Set task
Leave out the pictures and transcribe the rest of the records exactly.

Information provided
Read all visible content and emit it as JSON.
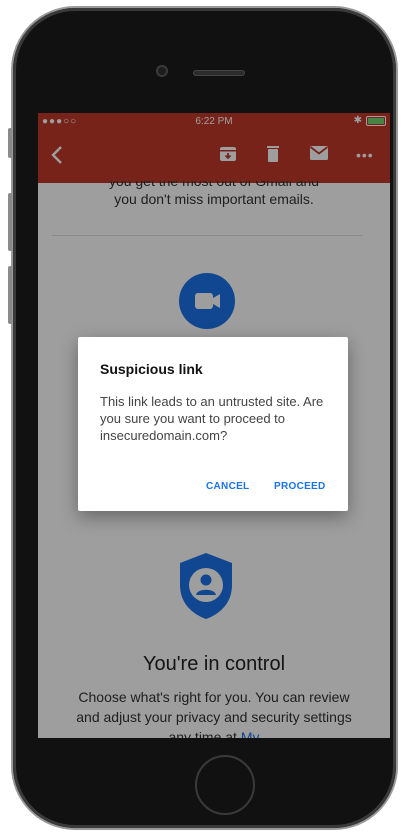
{
  "status_bar": {
    "carrier_dots": "●●●○○",
    "time": "6:22 PM"
  },
  "toolbar": {
    "back_icon": "chevron-left-icon",
    "archive_icon": "archive-icon",
    "delete_icon": "trash-icon",
    "mail_icon": "mail-icon",
    "more_icon": "more-horizontal-icon",
    "color": "#c0392b"
  },
  "email": {
    "line_partial": "you get the most out of Gmail and",
    "line_1": "you don't miss important emails.",
    "control_title": "You're in control",
    "control_body": "Choose what's right for you. You can review and adjust your privacy and security settings any time at ",
    "control_link": "My"
  },
  "dialog": {
    "title": "Suspicious link",
    "message": "This link leads to an untrusted site. Are you sure you want to proceed to insecuredomain.com?",
    "cancel_label": "CANCEL",
    "proceed_label": "PROCEED",
    "accent": "#1a73e8"
  }
}
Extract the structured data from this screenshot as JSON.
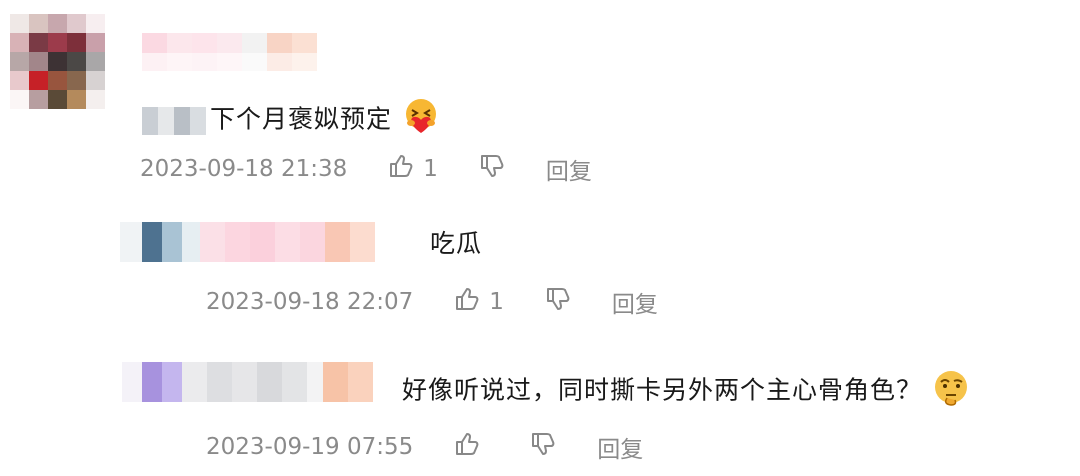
{
  "comments": [
    {
      "text": "下个月褒姒预定",
      "emoji_icon": "hug-heart-emoji",
      "time": "2023-09-18 21:38",
      "likes": "1",
      "reply_label": "回复"
    },
    {
      "text": "吃瓜",
      "time": "2023-09-18 22:07",
      "likes": "1",
      "reply_label": "回复"
    },
    {
      "text": "好像听说过，同时撕卡另外两个主心骨角色？",
      "emoji_icon": "thinking-emoji",
      "time": "2023-09-19 07:55",
      "likes": "",
      "reply_label": "回复"
    }
  ]
}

Task answer
Read all visible content and emit it as JSON.
{
  "status_bar": {
    "carrier_dots": "●●●○○",
    "time": "6:22 PM"
  },
  "toolbar": {
    "back_icon": "chevron-left-icon",
    "archive_icon": "archive-icon",
    "delete_icon": "trash-icon",
    "mail_icon": "mail-icon",
    "more_icon": "more-horizontal-icon",
    "color": "#c0392b"
  },
  "email": {
    "line_partial": "you get the most out of Gmail and",
    "line_1": "you don't miss important emails.",
    "control_title": "You're in control",
    "control_body": "Choose what's right for you. You can review and adjust your privacy and security settings any time at ",
    "control_link": "My"
  },
  "dialog": {
    "title": "Suspicious link",
    "message": "This link leads to an untrusted site. Are you sure you want to proceed to insecuredomain.com?",
    "cancel_label": "CANCEL",
    "proceed_label": "PROCEED",
    "accent": "#1a73e8"
  }
}
Extract the structured data from this screenshot as JSON.
{
  "comments": [
    {
      "text": "下个月褒姒预定",
      "emoji_icon": "hug-heart-emoji",
      "time": "2023-09-18 21:38",
      "likes": "1",
      "reply_label": "回复"
    },
    {
      "text": "吃瓜",
      "time": "2023-09-18 22:07",
      "likes": "1",
      "reply_label": "回复"
    },
    {
      "text": "好像听说过，同时撕卡另外两个主心骨角色？",
      "emoji_icon": "thinking-emoji",
      "time": "2023-09-19 07:55",
      "likes": "",
      "reply_label": "回复"
    }
  ]
}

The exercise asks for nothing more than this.